▶ SUPPLIED INFORMATION
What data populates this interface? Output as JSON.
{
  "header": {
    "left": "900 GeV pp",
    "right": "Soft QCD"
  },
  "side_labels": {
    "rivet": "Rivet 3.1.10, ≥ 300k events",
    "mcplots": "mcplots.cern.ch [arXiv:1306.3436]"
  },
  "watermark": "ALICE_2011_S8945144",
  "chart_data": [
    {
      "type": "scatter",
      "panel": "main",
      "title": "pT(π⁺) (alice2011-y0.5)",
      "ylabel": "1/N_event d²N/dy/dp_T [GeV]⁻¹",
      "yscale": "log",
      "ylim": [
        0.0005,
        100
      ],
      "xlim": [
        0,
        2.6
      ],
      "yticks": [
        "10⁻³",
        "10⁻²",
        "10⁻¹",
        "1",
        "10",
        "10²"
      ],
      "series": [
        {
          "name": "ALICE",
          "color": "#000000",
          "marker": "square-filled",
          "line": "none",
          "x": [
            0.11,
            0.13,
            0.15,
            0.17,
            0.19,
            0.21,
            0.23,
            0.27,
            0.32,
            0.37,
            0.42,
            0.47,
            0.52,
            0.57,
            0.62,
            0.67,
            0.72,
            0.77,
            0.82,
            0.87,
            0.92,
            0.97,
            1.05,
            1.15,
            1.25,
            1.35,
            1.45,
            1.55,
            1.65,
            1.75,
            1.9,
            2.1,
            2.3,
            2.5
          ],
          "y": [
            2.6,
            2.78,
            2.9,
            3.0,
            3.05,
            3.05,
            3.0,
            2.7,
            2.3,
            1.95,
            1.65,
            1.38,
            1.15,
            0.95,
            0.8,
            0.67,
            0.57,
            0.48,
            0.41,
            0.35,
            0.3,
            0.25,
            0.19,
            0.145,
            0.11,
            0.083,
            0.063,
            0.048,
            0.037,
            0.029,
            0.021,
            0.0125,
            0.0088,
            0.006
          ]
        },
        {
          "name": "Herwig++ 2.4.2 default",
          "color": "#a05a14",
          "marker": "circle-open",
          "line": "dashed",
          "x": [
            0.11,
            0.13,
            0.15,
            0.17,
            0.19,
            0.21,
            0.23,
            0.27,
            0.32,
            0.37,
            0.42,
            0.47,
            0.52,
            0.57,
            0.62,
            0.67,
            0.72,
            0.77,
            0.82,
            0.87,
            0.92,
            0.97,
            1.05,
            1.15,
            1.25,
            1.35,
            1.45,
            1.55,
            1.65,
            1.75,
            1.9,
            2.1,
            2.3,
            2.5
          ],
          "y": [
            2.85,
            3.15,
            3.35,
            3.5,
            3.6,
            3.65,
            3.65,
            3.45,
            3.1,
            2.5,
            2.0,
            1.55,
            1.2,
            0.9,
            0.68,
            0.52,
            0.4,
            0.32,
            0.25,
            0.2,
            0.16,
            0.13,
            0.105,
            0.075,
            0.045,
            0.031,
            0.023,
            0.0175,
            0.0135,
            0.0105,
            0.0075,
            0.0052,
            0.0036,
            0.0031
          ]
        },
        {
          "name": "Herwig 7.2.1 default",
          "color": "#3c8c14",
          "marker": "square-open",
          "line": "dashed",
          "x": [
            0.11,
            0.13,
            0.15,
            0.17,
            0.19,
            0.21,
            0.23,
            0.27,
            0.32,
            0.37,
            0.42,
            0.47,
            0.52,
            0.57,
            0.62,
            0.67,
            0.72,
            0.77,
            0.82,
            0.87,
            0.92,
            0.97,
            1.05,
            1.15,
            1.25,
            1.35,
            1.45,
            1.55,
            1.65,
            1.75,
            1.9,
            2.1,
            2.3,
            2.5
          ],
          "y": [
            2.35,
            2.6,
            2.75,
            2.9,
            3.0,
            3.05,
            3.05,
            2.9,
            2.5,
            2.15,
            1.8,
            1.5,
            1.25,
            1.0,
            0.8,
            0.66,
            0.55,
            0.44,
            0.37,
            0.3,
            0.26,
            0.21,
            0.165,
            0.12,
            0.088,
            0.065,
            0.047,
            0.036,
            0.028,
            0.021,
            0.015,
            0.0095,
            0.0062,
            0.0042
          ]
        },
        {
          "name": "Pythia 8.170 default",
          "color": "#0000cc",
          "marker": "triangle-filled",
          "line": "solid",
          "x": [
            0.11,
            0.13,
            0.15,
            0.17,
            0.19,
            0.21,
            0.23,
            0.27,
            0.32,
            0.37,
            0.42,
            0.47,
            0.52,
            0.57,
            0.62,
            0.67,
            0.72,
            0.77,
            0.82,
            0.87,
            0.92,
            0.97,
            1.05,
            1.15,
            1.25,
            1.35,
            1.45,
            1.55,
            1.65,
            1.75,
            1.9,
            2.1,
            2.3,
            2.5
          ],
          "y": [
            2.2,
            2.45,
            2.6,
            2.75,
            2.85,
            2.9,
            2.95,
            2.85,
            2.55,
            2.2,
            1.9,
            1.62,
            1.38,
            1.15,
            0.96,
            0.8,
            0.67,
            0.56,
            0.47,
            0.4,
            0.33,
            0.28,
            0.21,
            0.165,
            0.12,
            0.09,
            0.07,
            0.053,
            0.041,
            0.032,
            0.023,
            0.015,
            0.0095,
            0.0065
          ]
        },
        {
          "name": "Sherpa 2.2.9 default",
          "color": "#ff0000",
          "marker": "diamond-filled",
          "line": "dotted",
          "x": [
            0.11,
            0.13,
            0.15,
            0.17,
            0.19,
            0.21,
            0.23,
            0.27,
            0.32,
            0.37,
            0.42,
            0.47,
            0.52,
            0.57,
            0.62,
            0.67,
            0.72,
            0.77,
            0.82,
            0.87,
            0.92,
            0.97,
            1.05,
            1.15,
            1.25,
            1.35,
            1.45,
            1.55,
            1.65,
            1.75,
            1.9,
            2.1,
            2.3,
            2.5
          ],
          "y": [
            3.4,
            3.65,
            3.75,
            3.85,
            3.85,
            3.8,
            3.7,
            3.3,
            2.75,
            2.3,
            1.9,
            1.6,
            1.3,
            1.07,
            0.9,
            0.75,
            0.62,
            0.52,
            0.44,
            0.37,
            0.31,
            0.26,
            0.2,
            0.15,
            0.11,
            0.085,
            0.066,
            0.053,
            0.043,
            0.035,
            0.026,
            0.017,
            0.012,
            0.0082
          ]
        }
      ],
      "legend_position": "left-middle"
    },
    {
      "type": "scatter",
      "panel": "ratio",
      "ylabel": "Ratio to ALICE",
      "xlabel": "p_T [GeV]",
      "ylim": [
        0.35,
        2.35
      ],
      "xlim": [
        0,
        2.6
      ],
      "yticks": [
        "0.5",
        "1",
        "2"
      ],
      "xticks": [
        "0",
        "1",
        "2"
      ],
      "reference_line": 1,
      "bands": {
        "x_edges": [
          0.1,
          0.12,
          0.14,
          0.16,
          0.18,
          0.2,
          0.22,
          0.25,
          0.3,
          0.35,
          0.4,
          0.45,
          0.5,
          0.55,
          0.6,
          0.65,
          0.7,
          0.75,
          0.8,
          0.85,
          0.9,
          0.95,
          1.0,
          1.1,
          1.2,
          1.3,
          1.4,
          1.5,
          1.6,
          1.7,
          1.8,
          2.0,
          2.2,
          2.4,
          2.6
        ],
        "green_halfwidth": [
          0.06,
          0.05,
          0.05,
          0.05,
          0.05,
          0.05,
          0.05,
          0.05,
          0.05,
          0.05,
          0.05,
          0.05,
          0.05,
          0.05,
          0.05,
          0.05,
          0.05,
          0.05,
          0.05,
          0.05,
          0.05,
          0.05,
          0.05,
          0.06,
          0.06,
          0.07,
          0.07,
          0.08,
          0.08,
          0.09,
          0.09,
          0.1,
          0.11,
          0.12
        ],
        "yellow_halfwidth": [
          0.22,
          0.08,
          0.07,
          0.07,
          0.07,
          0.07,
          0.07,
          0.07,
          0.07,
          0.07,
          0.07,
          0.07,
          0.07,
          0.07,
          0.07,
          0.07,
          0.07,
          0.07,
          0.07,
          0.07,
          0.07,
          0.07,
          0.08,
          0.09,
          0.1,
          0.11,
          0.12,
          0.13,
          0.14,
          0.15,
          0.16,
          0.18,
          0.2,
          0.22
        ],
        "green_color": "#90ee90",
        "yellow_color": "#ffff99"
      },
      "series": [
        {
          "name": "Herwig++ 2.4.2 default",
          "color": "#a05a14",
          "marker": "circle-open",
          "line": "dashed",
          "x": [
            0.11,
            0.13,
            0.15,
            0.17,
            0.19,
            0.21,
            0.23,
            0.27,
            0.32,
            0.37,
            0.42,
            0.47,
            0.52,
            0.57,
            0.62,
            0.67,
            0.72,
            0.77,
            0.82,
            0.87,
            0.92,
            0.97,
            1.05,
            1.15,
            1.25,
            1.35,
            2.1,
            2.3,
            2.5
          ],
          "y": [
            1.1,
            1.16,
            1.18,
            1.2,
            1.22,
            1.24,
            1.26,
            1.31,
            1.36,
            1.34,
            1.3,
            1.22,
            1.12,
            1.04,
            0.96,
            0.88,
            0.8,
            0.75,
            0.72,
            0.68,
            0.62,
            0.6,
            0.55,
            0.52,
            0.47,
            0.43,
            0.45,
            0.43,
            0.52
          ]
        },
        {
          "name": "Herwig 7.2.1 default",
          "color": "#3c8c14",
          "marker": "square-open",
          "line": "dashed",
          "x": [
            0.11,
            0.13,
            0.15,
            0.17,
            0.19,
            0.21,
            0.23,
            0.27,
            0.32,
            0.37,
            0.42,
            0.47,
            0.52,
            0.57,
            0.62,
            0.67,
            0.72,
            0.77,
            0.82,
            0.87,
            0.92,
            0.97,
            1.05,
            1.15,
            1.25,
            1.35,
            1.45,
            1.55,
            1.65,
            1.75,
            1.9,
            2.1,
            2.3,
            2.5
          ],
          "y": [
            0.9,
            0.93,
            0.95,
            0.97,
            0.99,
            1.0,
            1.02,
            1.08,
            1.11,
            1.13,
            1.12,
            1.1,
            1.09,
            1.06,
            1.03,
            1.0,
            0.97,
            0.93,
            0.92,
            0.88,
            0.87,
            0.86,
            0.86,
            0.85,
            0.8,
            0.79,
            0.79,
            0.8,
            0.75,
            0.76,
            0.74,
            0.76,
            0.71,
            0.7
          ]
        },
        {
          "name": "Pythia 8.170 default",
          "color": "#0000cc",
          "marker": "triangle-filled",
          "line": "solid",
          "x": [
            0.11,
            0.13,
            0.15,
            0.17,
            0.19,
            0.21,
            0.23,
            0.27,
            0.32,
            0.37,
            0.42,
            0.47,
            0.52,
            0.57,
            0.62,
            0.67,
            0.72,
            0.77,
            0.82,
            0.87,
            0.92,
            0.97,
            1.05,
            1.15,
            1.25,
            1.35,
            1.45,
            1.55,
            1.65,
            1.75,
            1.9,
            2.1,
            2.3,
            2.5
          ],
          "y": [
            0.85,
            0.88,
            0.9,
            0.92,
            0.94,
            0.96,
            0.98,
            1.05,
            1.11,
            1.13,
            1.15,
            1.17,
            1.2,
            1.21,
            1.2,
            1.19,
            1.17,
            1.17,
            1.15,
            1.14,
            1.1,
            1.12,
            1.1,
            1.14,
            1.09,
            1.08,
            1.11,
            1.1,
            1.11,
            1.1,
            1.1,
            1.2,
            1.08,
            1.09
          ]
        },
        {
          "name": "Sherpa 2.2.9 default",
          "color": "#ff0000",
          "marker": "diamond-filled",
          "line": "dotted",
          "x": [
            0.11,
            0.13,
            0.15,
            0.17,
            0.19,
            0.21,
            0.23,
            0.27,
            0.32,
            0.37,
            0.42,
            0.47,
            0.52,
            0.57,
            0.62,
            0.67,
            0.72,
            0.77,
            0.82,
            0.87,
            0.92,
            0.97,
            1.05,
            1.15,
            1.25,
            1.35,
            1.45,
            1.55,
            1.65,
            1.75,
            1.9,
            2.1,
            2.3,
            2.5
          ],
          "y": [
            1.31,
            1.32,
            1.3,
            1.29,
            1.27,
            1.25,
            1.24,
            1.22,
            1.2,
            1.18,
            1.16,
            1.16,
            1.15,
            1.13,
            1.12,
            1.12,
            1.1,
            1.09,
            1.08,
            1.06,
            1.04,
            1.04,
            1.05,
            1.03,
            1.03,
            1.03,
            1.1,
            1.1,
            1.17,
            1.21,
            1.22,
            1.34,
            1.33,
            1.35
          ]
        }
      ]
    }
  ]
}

▶ GOAL OF THE EXERCISE
Where a line contains the string "ylabel", extract that line.

▶ EXERCISE ANSWER
      "ylabel": "1/N_event d²N/dy/dp_T [GeV]⁻¹",
      "ylabel": "Ratio to ALICE",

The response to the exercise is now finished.